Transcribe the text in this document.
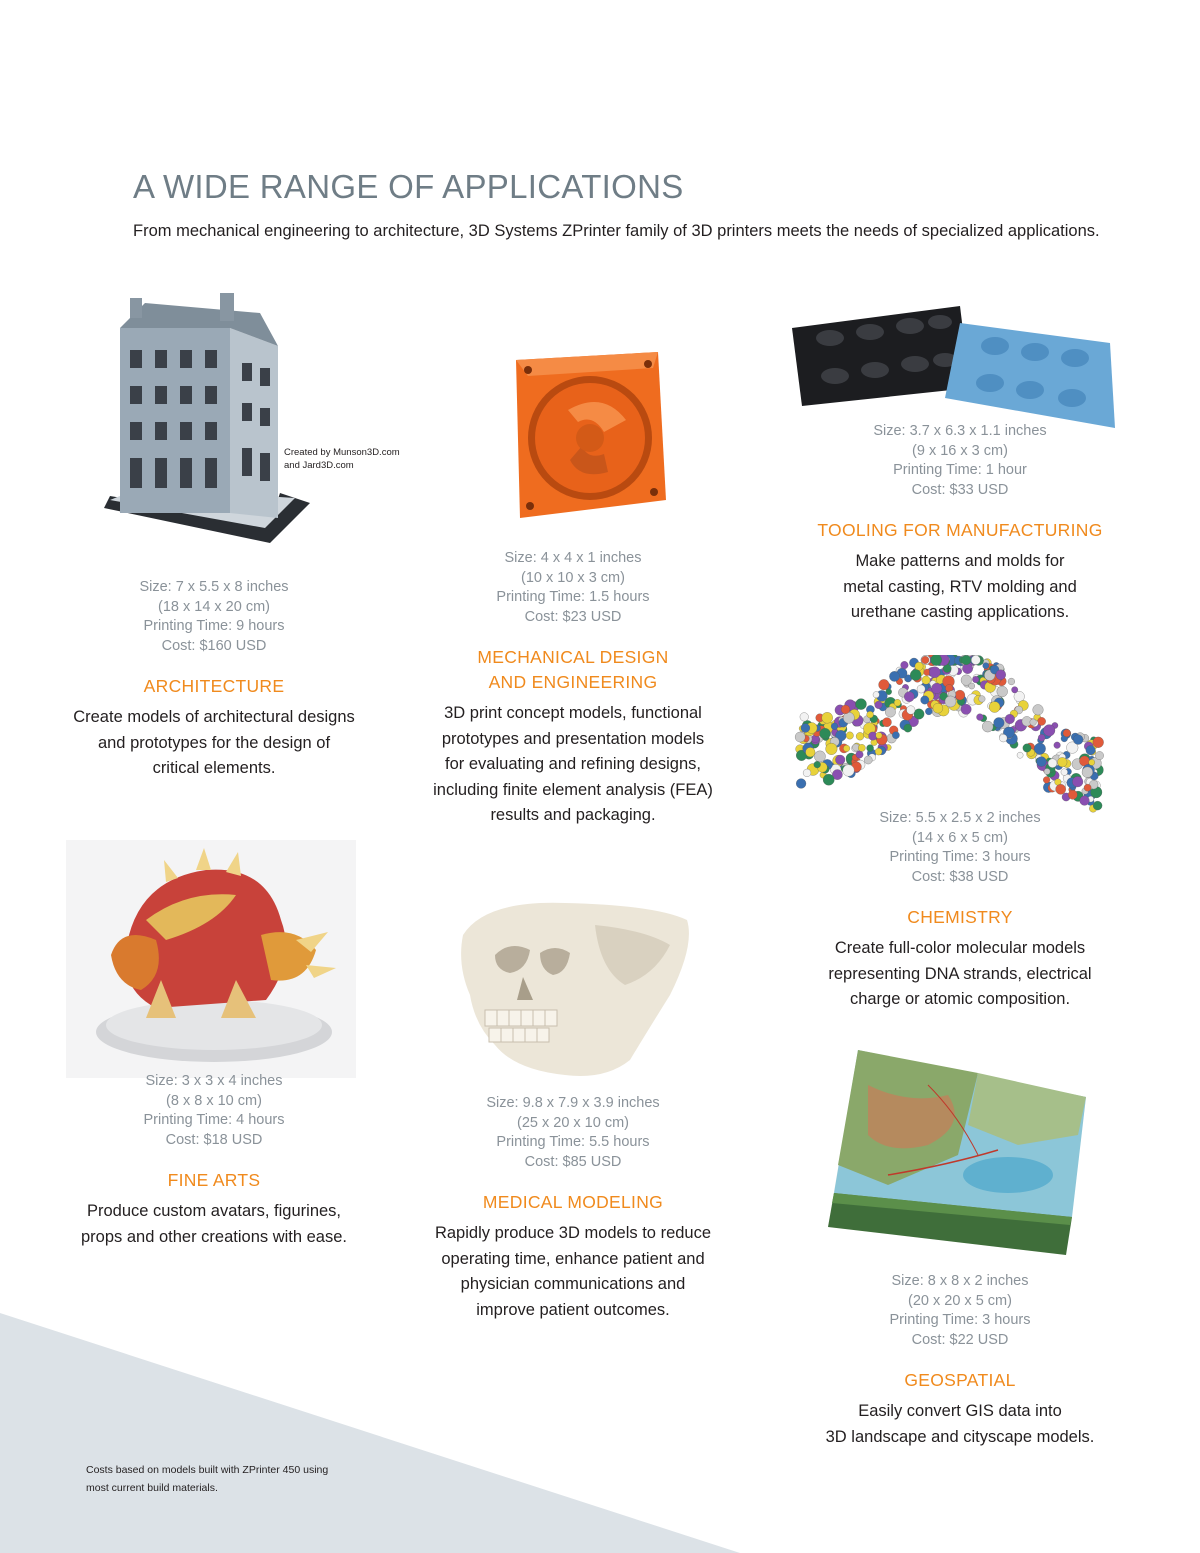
A WIDE RANGE OF APPLICATIONS

From mechanical engineering to architecture, 3D Systems ZPrinter family of 3D printers meets the needs of specialized applications.

Created by Munson3D.com
and Jard3D.com
Size: 7 x 5.5 x 8 inches
(18 x 14 x 20 cm)
Printing Time: 9 hours
Cost: $160 USD
ARCHITECTURE
Create models of architectural designs
and prototypes for the design of
critical elements.
Size: 4 x 4 x 1 inches
(10 x 10 x 3 cm)
Printing Time: 1.5 hours
Cost: $23 USD
MECHANICAL DESIGN
AND ENGINEERING
3D print concept models, functional
prototypes and presentation models
for evaluating and refining designs,
including finite element analysis (FEA)
results and packaging.
Size: 3.7 x 6.3 x 1.1 inches
(9 x 16 x 3 cm)
Printing Time: 1 hour
Cost: $33 USD
TOOLING FOR MANUFACTURING
Make patterns and molds for
metal casting, RTV molding and
urethane casting applications.
Size: 5.5 x 2.5 x 2 inches
(14 x 6 x 5 cm)
Printing Time: 3 hours
Cost: $38 USD
CHEMISTRY
Create full-color molecular models
representing DNA strands, electrical
charge or atomic composition.
Size: 3 x 3 x 4 inches
(8 x 8 x 10 cm)
Printing Time: 4 hours
Cost: $18 USD
FINE ARTS
Produce custom avatars, figurines,
props and other creations with ease.
Size: 9.8 x 7.9 x 3.9 inches
(25 x 20 x 10 cm)
Printing Time: 5.5 hours
Cost: $85 USD
MEDICAL MODELING
Rapidly produce 3D models to reduce
operating time, enhance patient and
physician communications and
improve patient outcomes.
Size: 8 x 8 x 2 inches
(20 x 20 x 5 cm)
Printing Time: 3 hours
Cost: $22 USD
GEOSPATIAL
Easily convert GIS data into
3D landscape and cityscape models.
Costs based on models built with ZPrinter 450 using
most current build materials.
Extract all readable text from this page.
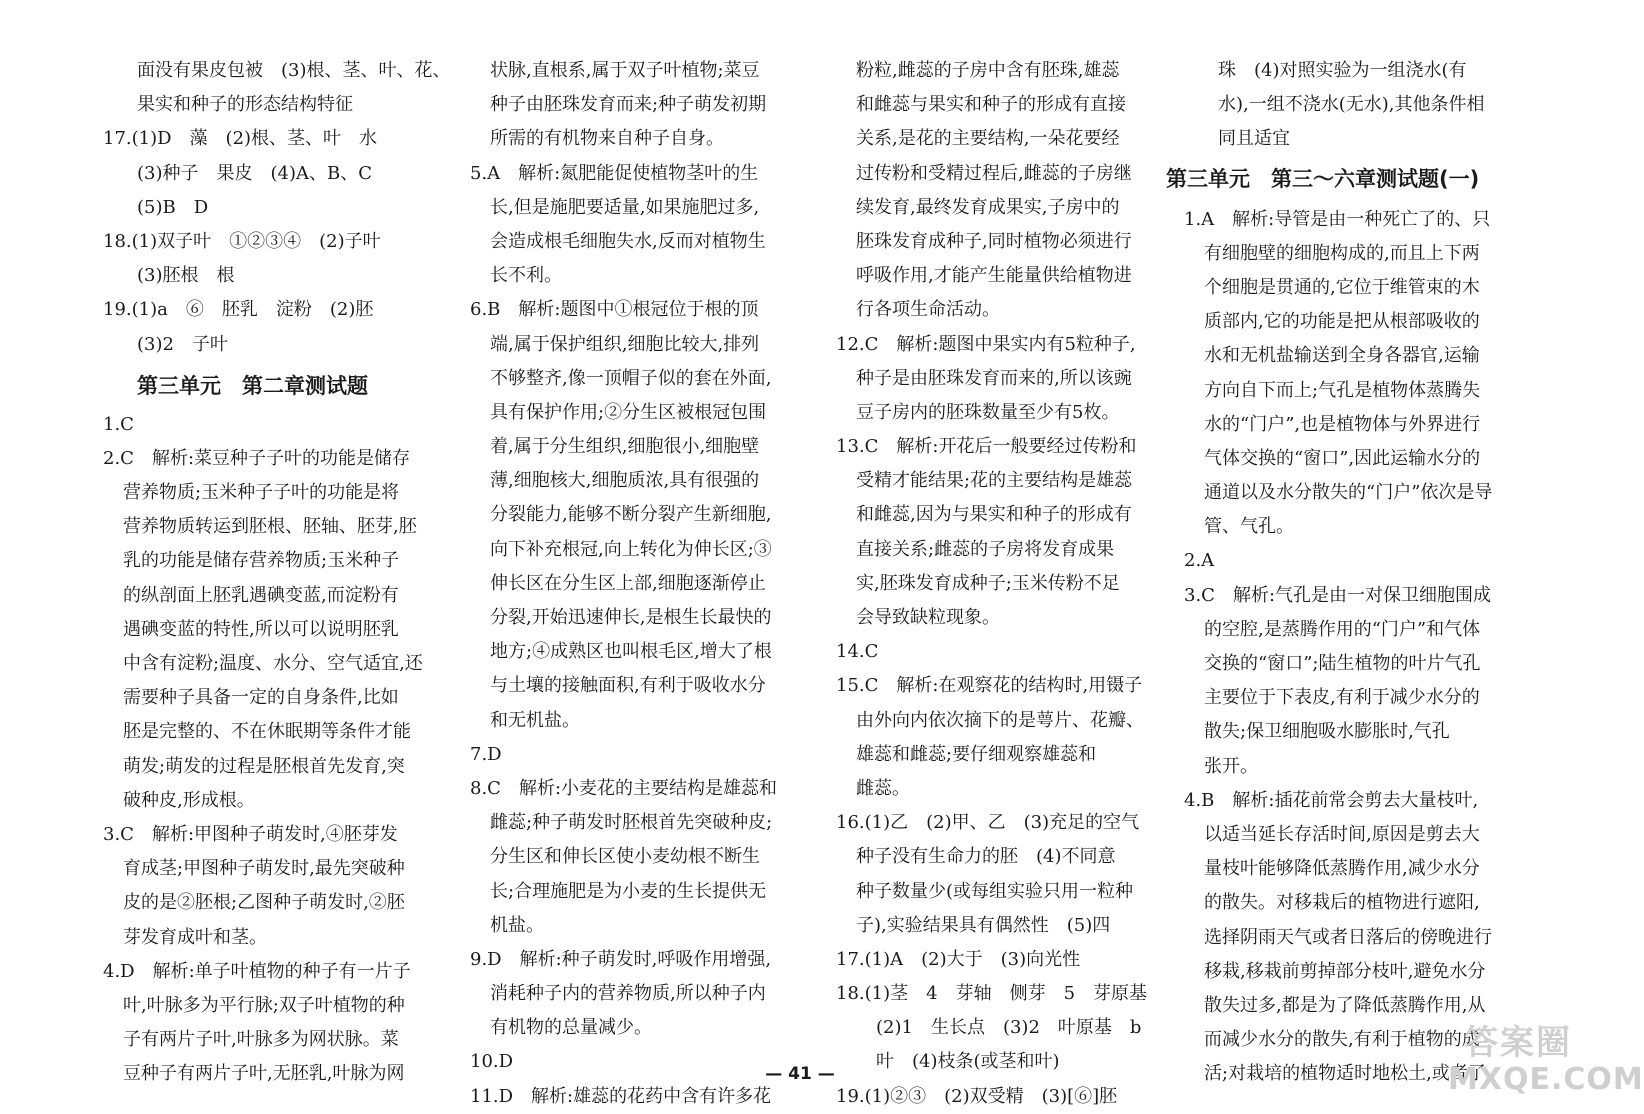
面没有果皮包被　(3)根、茎、叶、花、
果实和种子的形态结构特征
17.(1)D　藻　(2)根、茎、叶　水
(3)种子　果皮　(4)A、B、C
(5)B　D
18.(1)双子叶　①②③④　(2)子叶
(3)胚根　根
19.(1)a　⑥　胚乳　淀粉　(2)胚
(3)2　子叶
第三单元　第二章测试题
1.C
2.C　解析:菜豆种子子叶的功能是储存
营养物质;玉米种子子叶的功能是将
营养物质转运到胚根、胚轴、胚芽,胚
乳的功能是储存营养物质;玉米种子
的纵剖面上胚乳遇碘变蓝,而淀粉有
遇碘变蓝的特性,所以可以说明胚乳
中含有淀粉;温度、水分、空气适宜,还
需要种子具备一定的自身条件,比如
胚是完整的、不在休眠期等条件才能
萌发;萌发的过程是胚根首先发育,突
破种皮,形成根。
3.C　解析:甲图种子萌发时,④胚芽发
育成茎;甲图种子萌发时,最先突破种
皮的是②胚根;乙图种子萌发时,②胚
芽发育成叶和茎。
4.D　解析:单子叶植物的种子有一片子
叶,叶脉多为平行脉;双子叶植物的种
子有两片子叶,叶脉多为网状脉。菜
豆种子有两片子叶,无胚乳,叶脉为网
状脉,直根系,属于双子叶植物;菜豆
种子由胚珠发育而来;种子萌发初期
所需的有机物来自种子自身。
5.A　解析:氮肥能促使植物茎叶的生
长,但是施肥要适量,如果施肥过多,
会造成根毛细胞失水,反而对植物生
长不利。
6.B　解析:题图中①根冠位于根的顶
端,属于保护组织,细胞比较大,排列
不够整齐,像一顶帽子似的套在外面,
具有保护作用;②分生区被根冠包围
着,属于分生组织,细胞很小,细胞壁
薄,细胞核大,细胞质浓,具有很强的
分裂能力,能够不断分裂产生新细胞,
向下补充根冠,向上转化为伸长区;③
伸长区在分生区上部,细胞逐渐停止
分裂,开始迅速伸长,是根生长最快的
地方;④成熟区也叫根毛区,增大了根
与土壤的接触面积,有利于吸收水分
和无机盐。
7.D
8.C　解析:小麦花的主要结构是雄蕊和
雌蕊;种子萌发时胚根首先突破种皮;
分生区和伸长区使小麦幼根不断生
长;合理施肥是为小麦的生长提供无
机盐。
9.D　解析:种子萌发时,呼吸作用增强,
消耗种子内的营养物质,所以种子内
有机物的总量减少。
10.D
11.D　解析:雄蕊的花药中含有许多花
粉粒,雌蕊的子房中含有胚珠,雄蕊
和雌蕊与果实和种子的形成有直接
关系,是花的主要结构,一朵花要经
过传粉和受精过程后,雌蕊的子房继
续发育,最终发育成果实,子房中的
胚珠发育成种子,同时植物必须进行
呼吸作用,才能产生能量供给植物进
行各项生命活动。
12.C　解析:题图中果实内有5粒种子,
种子是由胚珠发育而来的,所以该豌
豆子房内的胚珠数量至少有5枚。
13.C　解析:开花后一般要经过传粉和
受精才能结果;花的主要结构是雄蕊
和雌蕊,因为与果实和种子的形成有
直接关系;雌蕊的子房将发育成果
实,胚珠发育成种子;玉米传粉不足
会导致缺粒现象。
14.C
15.C　解析:在观察花的结构时,用镊子
由外向内依次摘下的是萼片、花瓣、
雄蕊和雌蕊;要仔细观察雄蕊和
雌蕊。
16.(1)乙　(2)甲、乙　(3)充足的空气
种子没有生命力的胚　(4)不同意
种子数量少(或每组实验只用一粒种
子),实验结果具有偶然性　(5)四
17.(1)A　(2)大于　(3)向光性
18.(1)茎　4　芽轴　侧芽　5　芽原基
(2)1　生长点　(3)2　叶原基　b
叶　(4)枝条(或茎和叶)
19.(1)②③　(2)双受精　(3)[⑥]胚
珠　(4)对照实验为一组浇水(有
水),一组不浇水(无水),其他条件相
同且适宜
第三单元　第三～六章测试题(一)
1.A　解析:导管是由一种死亡了的、只
有细胞壁的细胞构成的,而且上下两
个细胞是贯通的,它位于维管束的木
质部内,它的功能是把从根部吸收的
水和无机盐输送到全身各器官,运输
方向自下而上;气孔是植物体蒸腾失
水的“门户”,也是植物体与外界进行
气体交换的“窗口”,因此运输水分的
通道以及水分散失的“门户”依次是导
管、气孔。
2.A
3.C　解析:气孔是由一对保卫细胞围成
的空腔,是蒸腾作用的“门户”和气体
交换的“窗口”;陆生植物的叶片气孔
主要位于下表皮,有利于减少水分的
散失;保卫细胞吸水膨胀时,气孔
张开。
4.B　解析:插花前常会剪去大量枝叶,
以适当延长存活时间,原因是剪去大
量枝叶能够降低蒸腾作用,减少水分
的散失。对移栽后的植物进行遮阳,
选择阴雨天气或者日落后的傍晚进行
移栽,移栽前剪掉部分枝叶,避免水分
散失过多,都是为了降低蒸腾作用,从
而减少水分的散失,有利于植物的成
活;对栽培的植物适时地松土,或者了
— 41 —
答案圈
MXQE.COM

--

Instructions to follow: Without the pictures, print the records in full, exactly as they appear.

Result of this task:
Transcribe the text in this document.
A WIDE RANGE OF APPLICATIONS

From mechanical engineering to architecture, 3D Systems ZPrinter family of 3D printers meets the needs of specialized applications.

Created by Munson3D.com
and Jard3D.com
Size: 7 x 5.5 x 8 inches
(18 x 14 x 20 cm)
Printing Time: 9 hours
Cost: $160 USD
ARCHITECTURE
Create models of architectural designs
and prototypes for the design of
critical elements.
Size: 4 x 4 x 1 inches
(10 x 10 x 3 cm)
Printing Time: 1.5 hours
Cost: $23 USD
MECHANICAL DESIGN
AND ENGINEERING
3D print concept models, functional
prototypes and presentation models
for evaluating and refining designs,
including finite element analysis (FEA)
results and packaging.
Size: 3.7 x 6.3 x 1.1 inches
(9 x 16 x 3 cm)
Printing Time: 1 hour
Cost: $33 USD
TOOLING FOR MANUFACTURING
Make patterns and molds for
metal casting, RTV molding and
urethane casting applications.
Size: 5.5 x 2.5 x 2 inches
(14 x 6 x 5 cm)
Printing Time: 3 hours
Cost: $38 USD
CHEMISTRY
Create full-color molecular models
representing DNA strands, electrical
charge or atomic composition.
Size: 3 x 3 x 4 inches
(8 x 8 x 10 cm)
Printing Time: 4 hours
Cost: $18 USD
FINE ARTS
Produce custom avatars, figurines,
props and other creations with ease.
Size: 9.8 x 7.9 x 3.9 inches
(25 x 20 x 10 cm)
Printing Time: 5.5 hours
Cost: $85 USD
MEDICAL MODELING
Rapidly produce 3D models to reduce
operating time, enhance patient and
physician communications and
improve patient outcomes.
Size: 8 x 8 x 2 inches
(20 x 20 x 5 cm)
Printing Time: 3 hours
Cost: $22 USD
GEOSPATIAL
Easily convert GIS data into
3D landscape and cityscape models.
Costs based on models built with ZPrinter 450 using
most current build materials.
Extract all readable text from this page.
面没有果皮包被　(3)根、茎、叶、花、
果实和种子的形态结构特征
17.(1)D　藻　(2)根、茎、叶　水
(3)种子　果皮　(4)A、B、C
(5)B　D
18.(1)双子叶　①②③④　(2)子叶
(3)胚根　根
19.(1)a　⑥　胚乳　淀粉　(2)胚
(3)2　子叶
第三单元　第二章测试题
1.C
2.C　解析:菜豆种子子叶的功能是储存
营养物质;玉米种子子叶的功能是将
营养物质转运到胚根、胚轴、胚芽,胚
乳的功能是储存营养物质;玉米种子
的纵剖面上胚乳遇碘变蓝,而淀粉有
遇碘变蓝的特性,所以可以说明胚乳
中含有淀粉;温度、水分、空气适宜,还
需要种子具备一定的自身条件,比如
胚是完整的、不在休眠期等条件才能
萌发;萌发的过程是胚根首先发育,突
破种皮,形成根。
3.C　解析:甲图种子萌发时,④胚芽发
育成茎;甲图种子萌发时,最先突破种
皮的是②胚根;乙图种子萌发时,②胚
芽发育成叶和茎。
4.D　解析:单子叶植物的种子有一片子
叶,叶脉多为平行脉;双子叶植物的种
子有两片子叶,叶脉多为网状脉。菜
豆种子有两片子叶,无胚乳,叶脉为网
状脉,直根系,属于双子叶植物;菜豆
种子由胚珠发育而来;种子萌发初期
所需的有机物来自种子自身。
5.A　解析:氮肥能促使植物茎叶的生
长,但是施肥要适量,如果施肥过多,
会造成根毛细胞失水,反而对植物生
长不利。
6.B　解析:题图中①根冠位于根的顶
端,属于保护组织,细胞比较大,排列
不够整齐,像一顶帽子似的套在外面,
具有保护作用;②分生区被根冠包围
着,属于分生组织,细胞很小,细胞壁
薄,细胞核大,细胞质浓,具有很强的
分裂能力,能够不断分裂产生新细胞,
向下补充根冠,向上转化为伸长区;③
伸长区在分生区上部,细胞逐渐停止
分裂,开始迅速伸长,是根生长最快的
地方;④成熟区也叫根毛区,增大了根
与土壤的接触面积,有利于吸收水分
和无机盐。
7.D
8.C　解析:小麦花的主要结构是雄蕊和
雌蕊;种子萌发时胚根首先突破种皮;
分生区和伸长区使小麦幼根不断生
长;合理施肥是为小麦的生长提供无
机盐。
9.D　解析:种子萌发时,呼吸作用增强,
消耗种子内的营养物质,所以种子内
有机物的总量减少。
10.D
11.D　解析:雄蕊的花药中含有许多花
粉粒,雌蕊的子房中含有胚珠,雄蕊
和雌蕊与果实和种子的形成有直接
关系,是花的主要结构,一朵花要经
过传粉和受精过程后,雌蕊的子房继
续发育,最终发育成果实,子房中的
胚珠发育成种子,同时植物必须进行
呼吸作用,才能产生能量供给植物进
行各项生命活动。
12.C　解析:题图中果实内有5粒种子,
种子是由胚珠发育而来的,所以该豌
豆子房内的胚珠数量至少有5枚。
13.C　解析:开花后一般要经过传粉和
受精才能结果;花的主要结构是雄蕊
和雌蕊,因为与果实和种子的形成有
直接关系;雌蕊的子房将发育成果
实,胚珠发育成种子;玉米传粉不足
会导致缺粒现象。
14.C
15.C　解析:在观察花的结构时,用镊子
由外向内依次摘下的是萼片、花瓣、
雄蕊和雌蕊;要仔细观察雄蕊和
雌蕊。
16.(1)乙　(2)甲、乙　(3)充足的空气
种子没有生命力的胚　(4)不同意
种子数量少(或每组实验只用一粒种
子),实验结果具有偶然性　(5)四
17.(1)A　(2)大于　(3)向光性
18.(1)茎　4　芽轴　侧芽　5　芽原基
(2)1　生长点　(3)2　叶原基　b
叶　(4)枝条(或茎和叶)
19.(1)②③　(2)双受精　(3)[⑥]胚
珠　(4)对照实验为一组浇水(有
水),一组不浇水(无水),其他条件相
同且适宜
第三单元　第三～六章测试题(一)
1.A　解析:导管是由一种死亡了的、只
有细胞壁的细胞构成的,而且上下两
个细胞是贯通的,它位于维管束的木
质部内,它的功能是把从根部吸收的
水和无机盐输送到全身各器官,运输
方向自下而上;气孔是植物体蒸腾失
水的“门户”,也是植物体与外界进行
气体交换的“窗口”,因此运输水分的
通道以及水分散失的“门户”依次是导
管、气孔。
2.A
3.C　解析:气孔是由一对保卫细胞围成
的空腔,是蒸腾作用的“门户”和气体
交换的“窗口”;陆生植物的叶片气孔
主要位于下表皮,有利于减少水分的
散失;保卫细胞吸水膨胀时,气孔
张开。
4.B　解析:插花前常会剪去大量枝叶,
以适当延长存活时间,原因是剪去大
量枝叶能够降低蒸腾作用,减少水分
的散失。对移栽后的植物进行遮阳,
选择阴雨天气或者日落后的傍晚进行
移栽,移栽前剪掉部分枝叶,避免水分
散失过多,都是为了降低蒸腾作用,从
而减少水分的散失,有利于植物的成
活;对栽培的植物适时地松土,或者了
— 41 —
答案圈
MXQE.COM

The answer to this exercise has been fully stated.